(Requirement) Reproduce the records from their start up to and including the line with "list-item-label: 正磷/偏磷/有机磷 [400, 363, 613, 402]", swapping "list-item-number" for "list-item-index" and leaving everything else unchanged. Give only those lines.

(Source records)
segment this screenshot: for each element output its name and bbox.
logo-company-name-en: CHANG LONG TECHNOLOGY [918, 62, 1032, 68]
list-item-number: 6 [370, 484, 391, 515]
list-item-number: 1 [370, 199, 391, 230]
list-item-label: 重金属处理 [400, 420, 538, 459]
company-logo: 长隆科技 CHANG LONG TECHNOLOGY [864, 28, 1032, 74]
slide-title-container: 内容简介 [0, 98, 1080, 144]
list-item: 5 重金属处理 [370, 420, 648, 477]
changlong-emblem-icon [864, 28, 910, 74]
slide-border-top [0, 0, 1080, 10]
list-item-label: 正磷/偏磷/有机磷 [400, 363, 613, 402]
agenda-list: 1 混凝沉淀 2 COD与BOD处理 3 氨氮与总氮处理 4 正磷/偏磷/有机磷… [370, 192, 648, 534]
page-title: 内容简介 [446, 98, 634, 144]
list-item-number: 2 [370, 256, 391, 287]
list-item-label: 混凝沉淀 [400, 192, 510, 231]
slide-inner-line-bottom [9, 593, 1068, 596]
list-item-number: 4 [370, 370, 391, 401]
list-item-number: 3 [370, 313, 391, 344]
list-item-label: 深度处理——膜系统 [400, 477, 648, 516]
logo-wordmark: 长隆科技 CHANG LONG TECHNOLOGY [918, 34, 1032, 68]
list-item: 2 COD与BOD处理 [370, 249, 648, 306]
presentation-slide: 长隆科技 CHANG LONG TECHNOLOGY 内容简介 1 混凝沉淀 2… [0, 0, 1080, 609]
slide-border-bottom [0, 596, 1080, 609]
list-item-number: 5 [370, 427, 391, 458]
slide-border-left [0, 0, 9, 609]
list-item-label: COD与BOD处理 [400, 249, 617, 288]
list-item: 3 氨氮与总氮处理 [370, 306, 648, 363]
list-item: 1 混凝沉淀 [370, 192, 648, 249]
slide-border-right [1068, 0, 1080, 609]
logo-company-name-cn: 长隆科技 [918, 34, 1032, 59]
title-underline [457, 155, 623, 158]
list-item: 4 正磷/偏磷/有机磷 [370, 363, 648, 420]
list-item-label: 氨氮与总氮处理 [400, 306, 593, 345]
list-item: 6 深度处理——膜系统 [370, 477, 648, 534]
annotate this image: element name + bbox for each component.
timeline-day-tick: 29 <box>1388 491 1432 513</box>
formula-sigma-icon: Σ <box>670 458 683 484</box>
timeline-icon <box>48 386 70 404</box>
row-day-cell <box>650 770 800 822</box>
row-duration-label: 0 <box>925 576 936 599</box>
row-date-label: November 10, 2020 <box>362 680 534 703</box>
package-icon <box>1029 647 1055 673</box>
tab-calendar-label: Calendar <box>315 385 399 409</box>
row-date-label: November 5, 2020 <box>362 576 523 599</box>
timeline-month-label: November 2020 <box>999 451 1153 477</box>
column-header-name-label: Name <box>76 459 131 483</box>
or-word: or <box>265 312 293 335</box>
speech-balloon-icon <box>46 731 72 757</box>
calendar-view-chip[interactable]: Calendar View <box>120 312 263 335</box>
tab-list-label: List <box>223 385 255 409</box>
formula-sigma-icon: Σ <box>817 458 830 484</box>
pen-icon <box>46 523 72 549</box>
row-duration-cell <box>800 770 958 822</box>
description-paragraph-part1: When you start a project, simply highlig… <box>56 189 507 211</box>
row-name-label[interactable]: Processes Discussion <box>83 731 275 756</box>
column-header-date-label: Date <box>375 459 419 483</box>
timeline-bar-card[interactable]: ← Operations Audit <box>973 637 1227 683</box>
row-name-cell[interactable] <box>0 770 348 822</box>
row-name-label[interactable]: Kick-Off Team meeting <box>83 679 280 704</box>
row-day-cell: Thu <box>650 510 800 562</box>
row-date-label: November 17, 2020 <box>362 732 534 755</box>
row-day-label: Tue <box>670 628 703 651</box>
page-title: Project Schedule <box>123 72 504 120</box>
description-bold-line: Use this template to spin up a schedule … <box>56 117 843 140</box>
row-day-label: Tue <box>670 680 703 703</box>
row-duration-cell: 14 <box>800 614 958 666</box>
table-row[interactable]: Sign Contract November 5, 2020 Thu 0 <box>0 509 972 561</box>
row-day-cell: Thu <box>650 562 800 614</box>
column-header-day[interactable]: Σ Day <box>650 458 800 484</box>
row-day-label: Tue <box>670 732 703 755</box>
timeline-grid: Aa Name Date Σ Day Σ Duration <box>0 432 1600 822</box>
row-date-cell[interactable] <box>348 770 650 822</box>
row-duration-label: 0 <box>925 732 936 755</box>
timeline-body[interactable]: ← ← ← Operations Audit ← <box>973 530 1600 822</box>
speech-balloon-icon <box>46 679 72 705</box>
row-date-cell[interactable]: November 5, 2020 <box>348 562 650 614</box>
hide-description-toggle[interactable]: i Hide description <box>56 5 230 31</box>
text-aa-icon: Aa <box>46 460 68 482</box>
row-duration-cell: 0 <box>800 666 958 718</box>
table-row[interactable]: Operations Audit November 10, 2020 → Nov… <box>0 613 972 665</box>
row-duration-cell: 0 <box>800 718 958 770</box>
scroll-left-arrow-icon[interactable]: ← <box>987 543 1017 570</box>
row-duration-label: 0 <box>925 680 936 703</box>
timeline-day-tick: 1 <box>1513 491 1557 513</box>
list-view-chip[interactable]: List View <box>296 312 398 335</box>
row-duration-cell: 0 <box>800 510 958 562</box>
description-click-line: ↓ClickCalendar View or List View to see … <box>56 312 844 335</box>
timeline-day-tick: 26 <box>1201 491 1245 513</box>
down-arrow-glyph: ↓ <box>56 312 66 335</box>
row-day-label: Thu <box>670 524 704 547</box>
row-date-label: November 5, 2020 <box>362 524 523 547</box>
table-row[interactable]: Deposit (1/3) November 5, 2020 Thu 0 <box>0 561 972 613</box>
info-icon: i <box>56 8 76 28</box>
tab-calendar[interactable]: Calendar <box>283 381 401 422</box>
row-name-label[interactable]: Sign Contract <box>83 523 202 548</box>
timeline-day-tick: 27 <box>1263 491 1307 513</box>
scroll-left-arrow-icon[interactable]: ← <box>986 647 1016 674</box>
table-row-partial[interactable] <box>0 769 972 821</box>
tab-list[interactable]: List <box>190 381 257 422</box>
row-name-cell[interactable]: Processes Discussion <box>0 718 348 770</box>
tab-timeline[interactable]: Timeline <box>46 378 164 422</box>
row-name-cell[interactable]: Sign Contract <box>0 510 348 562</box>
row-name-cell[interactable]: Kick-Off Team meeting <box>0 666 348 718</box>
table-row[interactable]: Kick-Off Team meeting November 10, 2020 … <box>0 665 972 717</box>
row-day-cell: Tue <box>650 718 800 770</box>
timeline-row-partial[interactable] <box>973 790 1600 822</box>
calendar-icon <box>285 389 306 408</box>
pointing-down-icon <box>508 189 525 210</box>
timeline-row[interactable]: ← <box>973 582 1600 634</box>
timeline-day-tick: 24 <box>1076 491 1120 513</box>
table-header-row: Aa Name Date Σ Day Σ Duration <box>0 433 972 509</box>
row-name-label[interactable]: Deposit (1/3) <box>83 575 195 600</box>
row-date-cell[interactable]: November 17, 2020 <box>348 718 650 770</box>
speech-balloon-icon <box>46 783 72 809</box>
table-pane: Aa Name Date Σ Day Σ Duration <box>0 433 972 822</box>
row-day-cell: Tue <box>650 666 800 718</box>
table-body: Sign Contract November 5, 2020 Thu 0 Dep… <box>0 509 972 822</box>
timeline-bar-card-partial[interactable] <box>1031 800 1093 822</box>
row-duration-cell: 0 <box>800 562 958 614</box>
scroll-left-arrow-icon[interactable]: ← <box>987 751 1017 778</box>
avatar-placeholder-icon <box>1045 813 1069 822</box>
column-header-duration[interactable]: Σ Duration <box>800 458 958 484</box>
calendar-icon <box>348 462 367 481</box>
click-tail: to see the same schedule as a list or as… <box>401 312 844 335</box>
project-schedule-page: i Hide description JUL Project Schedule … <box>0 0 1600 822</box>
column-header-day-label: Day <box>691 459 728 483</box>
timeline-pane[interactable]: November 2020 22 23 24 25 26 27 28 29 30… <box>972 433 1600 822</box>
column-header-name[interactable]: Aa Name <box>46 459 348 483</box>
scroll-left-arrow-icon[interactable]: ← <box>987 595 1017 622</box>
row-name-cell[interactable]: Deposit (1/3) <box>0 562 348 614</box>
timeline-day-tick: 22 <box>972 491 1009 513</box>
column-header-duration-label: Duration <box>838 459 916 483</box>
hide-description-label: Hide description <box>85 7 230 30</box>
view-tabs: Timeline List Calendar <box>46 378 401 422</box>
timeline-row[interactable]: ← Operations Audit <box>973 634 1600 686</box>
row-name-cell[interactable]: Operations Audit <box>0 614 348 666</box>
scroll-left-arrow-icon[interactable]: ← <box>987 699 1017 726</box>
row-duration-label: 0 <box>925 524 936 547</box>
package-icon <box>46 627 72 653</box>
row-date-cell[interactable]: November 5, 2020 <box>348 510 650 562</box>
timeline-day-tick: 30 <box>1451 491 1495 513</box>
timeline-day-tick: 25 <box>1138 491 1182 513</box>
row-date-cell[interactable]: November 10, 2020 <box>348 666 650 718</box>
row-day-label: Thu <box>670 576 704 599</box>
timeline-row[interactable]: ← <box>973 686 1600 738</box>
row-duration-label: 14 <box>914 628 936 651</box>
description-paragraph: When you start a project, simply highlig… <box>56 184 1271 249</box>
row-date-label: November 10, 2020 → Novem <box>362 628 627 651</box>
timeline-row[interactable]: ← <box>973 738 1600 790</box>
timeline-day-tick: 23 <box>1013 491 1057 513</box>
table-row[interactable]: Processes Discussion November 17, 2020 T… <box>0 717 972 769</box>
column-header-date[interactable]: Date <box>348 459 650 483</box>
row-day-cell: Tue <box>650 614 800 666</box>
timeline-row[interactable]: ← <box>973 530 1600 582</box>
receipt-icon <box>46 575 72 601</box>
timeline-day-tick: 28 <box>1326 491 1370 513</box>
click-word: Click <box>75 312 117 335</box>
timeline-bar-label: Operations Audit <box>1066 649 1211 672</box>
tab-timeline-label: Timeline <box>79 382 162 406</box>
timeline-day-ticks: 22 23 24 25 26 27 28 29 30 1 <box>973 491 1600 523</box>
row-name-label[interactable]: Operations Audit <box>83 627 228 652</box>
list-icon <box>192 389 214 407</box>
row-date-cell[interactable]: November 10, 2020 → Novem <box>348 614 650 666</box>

(Worked solution)
segment this screenshot: for each element output its name and bbox.
logo-company-name-en: CHANG LONG TECHNOLOGY [918, 62, 1032, 68]
list-item-index: 6 [370, 484, 391, 515]
list-item-index: 1 [370, 199, 391, 230]
list-item-label: 重金属处理 [400, 420, 538, 459]
company-logo: 长隆科技 CHANG LONG TECHNOLOGY [864, 28, 1032, 74]
slide-title-container: 内容简介 [0, 98, 1080, 144]
list-item: 5 重金属处理 [370, 420, 648, 477]
changlong-emblem-icon [864, 28, 910, 74]
slide-border-top [0, 0, 1080, 10]
list-item-label: 正磷/偏磷/有机磷 [400, 363, 613, 402]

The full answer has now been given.